=== REQUIRED TASK ===
Quote, without change, all of the lines that follow.

=== Figure record listings ===

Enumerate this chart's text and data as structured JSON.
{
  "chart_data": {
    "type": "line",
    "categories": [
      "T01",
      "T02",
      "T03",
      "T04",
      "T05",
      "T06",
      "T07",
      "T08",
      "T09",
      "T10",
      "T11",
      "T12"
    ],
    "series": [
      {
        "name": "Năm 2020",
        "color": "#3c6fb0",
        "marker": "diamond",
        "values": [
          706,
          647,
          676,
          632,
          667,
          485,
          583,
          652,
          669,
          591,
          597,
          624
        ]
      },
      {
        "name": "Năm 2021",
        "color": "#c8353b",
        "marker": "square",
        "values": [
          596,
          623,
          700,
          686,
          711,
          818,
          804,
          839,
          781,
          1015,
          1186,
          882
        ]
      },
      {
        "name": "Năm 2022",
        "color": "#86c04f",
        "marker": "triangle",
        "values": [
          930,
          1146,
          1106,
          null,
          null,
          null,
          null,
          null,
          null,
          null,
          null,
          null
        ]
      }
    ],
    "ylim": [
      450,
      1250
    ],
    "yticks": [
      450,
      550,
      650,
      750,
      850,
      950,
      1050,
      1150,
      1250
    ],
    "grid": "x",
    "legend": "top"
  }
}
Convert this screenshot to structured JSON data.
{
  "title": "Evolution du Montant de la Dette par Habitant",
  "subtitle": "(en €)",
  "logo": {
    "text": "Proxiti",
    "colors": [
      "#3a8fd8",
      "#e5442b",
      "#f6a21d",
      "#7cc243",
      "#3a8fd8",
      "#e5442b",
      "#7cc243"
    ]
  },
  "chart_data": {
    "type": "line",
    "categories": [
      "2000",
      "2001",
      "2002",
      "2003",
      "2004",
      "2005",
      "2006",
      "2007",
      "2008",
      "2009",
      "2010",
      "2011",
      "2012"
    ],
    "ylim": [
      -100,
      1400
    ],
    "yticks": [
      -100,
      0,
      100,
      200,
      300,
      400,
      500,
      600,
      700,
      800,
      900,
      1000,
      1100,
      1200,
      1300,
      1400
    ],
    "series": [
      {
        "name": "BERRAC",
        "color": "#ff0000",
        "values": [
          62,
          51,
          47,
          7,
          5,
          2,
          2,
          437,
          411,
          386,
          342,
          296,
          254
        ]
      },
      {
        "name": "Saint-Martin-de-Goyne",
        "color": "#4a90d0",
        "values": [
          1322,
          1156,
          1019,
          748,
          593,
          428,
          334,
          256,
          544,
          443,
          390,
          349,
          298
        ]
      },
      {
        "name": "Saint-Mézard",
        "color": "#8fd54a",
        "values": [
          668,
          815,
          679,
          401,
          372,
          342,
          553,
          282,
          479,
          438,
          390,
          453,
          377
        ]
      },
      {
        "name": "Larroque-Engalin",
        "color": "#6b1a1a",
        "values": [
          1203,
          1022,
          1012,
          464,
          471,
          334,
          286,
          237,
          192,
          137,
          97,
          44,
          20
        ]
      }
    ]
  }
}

=== SOLUTION TO THIS TASK ===
Enumerate this chart's text and data as structured JSON.
{
  "chart_data": {
    "type": "line",
    "categories": [
      "T01",
      "T02",
      "T03",
      "T04",
      "T05",
      "T06",
      "T07",
      "T08",
      "T09",
      "T10",
      "T11",
      "T12"
    ],
    "series": [
      {
        "name": "Năm 2020",
        "color": "#3c6fb0",
        "marker": "diamond",
        "values": [
          706,
          647,
          676,
          632,
          667,
          485,
          583,
          652,
          669,
          591,
          597,
          624
        ]
      },
      {
        "name": "Năm 2021",
        "color": "#c8353b",
        "marker": "square",
        "values": [
          596,
          623,
          700,
          686,
          711,
          818,
          804,
          839,
          781,
          1015,
          1186,
          882
        ]
      },
      {
        "name": "Năm 2022",
        "color": "#86c04f",
        "marker": "triangle",
        "values": [
          930,
          1146,
          1106,
          null,
          null,
          null,
          null,
          null,
          null,
          null,
          null,
          null
        ]
      }
    ],
    "ylim": [
      450,
      1250
    ],
    "yticks": [
      450,
      550,
      650,
      750,
      850,
      950,
      1050,
      1150,
      1250
    ],
    "grid": "x",
    "legend": "top"
  }
}
Convert this screenshot to structured JSON data.
{
  "title": "Evolution du Montant de la Dette par Habitant",
  "subtitle": "(en €)",
  "logo": {
    "text": "Proxiti",
    "colors": [
      "#3a8fd8",
      "#e5442b",
      "#f6a21d",
      "#7cc243",
      "#3a8fd8",
      "#e5442b",
      "#7cc243"
    ]
  },
  "chart_data": {
    "type": "line",
    "categories": [
      "2000",
      "2001",
      "2002",
      "2003",
      "2004",
      "2005",
      "2006",
      "2007",
      "2008",
      "2009",
      "2010",
      "2011",
      "2012"
    ],
    "ylim": [
      -100,
      1400
    ],
    "yticks": [
      -100,
      0,
      100,
      200,
      300,
      400,
      500,
      600,
      700,
      800,
      900,
      1000,
      1100,
      1200,
      1300,
      1400
    ],
    "series": [
      {
        "name": "BERRAC",
        "color": "#ff0000",
        "values": [
          62,
          51,
          47,
          7,
          5,
          2,
          2,
          437,
          411,
          386,
          342,
          296,
          254
        ]
      },
      {
        "name": "Saint-Martin-de-Goyne",
        "color": "#4a90d0",
        "values": [
          1322,
          1156,
          1019,
          748,
          593,
          428,
          334,
          256,
          544,
          443,
          390,
          349,
          298
        ]
      },
      {
        "name": "Saint-Mézard",
        "color": "#8fd54a",
        "values": [
          668,
          815,
          679,
          401,
          372,
          342,
          553,
          282,
          479,
          438,
          390,
          453,
          377
        ]
      },
      {
        "name": "Larroque-Engalin",
        "color": "#6b1a1a",
        "values": [
          1203,
          1022,
          1012,
          464,
          471,
          334,
          286,
          237,
          192,
          137,
          97,
          44,
          20
        ]
      }
    ]
  }
}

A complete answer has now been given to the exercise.